> [GIVEN RECORDS]
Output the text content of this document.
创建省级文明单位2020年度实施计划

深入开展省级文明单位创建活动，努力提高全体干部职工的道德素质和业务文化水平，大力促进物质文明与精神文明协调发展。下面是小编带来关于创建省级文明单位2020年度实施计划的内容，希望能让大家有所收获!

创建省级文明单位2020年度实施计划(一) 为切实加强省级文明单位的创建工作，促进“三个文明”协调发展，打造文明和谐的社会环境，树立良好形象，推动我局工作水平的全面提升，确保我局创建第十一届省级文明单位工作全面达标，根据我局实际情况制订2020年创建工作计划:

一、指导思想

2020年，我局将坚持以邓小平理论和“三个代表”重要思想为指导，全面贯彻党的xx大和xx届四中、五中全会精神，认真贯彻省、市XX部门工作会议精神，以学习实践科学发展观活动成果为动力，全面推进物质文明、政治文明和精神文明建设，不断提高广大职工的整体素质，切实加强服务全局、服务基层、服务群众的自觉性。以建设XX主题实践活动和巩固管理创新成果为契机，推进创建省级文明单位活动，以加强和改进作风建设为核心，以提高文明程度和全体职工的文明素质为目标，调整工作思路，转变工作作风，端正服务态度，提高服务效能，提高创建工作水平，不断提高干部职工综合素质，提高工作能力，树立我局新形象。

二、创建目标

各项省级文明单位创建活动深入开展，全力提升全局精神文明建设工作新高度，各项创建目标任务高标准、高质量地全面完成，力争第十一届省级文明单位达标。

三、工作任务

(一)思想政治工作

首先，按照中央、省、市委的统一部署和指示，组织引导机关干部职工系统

> [THE TASK] Reproduce every entry shown above, precisely as it stands.

> [WRITTEN ANSWER]
Output the text content of this document.
创建省级文明单位2020年度实施计划

深入开展省级文明单位创建活动，努力提高全体干部职工的道德素质和业务文化水平，大力促进物质文明与精神文明协调发展。下面是小编带来关于创建省级文明单位2020年度实施计划的内容，希望能让大家有所收获!

创建省级文明单位2020年度实施计划(一) 为切实加强省级文明单位的创建工作，促进“三个文明”协调发展，打造文明和谐的社会环境，树立良好形象，推动我局工作水平的全面提升，确保我局创建第十一届省级文明单位工作全面达标，根据我局实际情况制订2020年创建工作计划:

一、指导思想

2020年，我局将坚持以邓小平理论和“三个代表”重要思想为指导，全面贯彻党的xx大和xx届四中、五中全会精神，认真贯彻省、市XX部门工作会议精神，以学习实践科学发展观活动成果为动力，全面推进物质文明、政治文明和精神文明建设，不断提高广大职工的整体素质，切实加强服务全局、服务基层、服务群众的自觉性。以建设XX主题实践活动和巩固管理创新成果为契机，推进创建省级文明单位活动，以加强和改进作风建设为核心，以提高文明程度和全体职工的文明素质为目标，调整工作思路，转变工作作风，端正服务态度，提高服务效能，提高创建工作水平，不断提高干部职工综合素质，提高工作能力，树立我局新形象。

二、创建目标

各项省级文明单位创建活动深入开展，全力提升全局精神文明建设工作新高度，各项创建目标任务高标准、高质量地全面完成，力争第十一届省级文明单位达标。

三、工作任务

(一)思想政治工作

首先，按照中央、省、市委的统一部署和指示，组织引导机关干部职工系统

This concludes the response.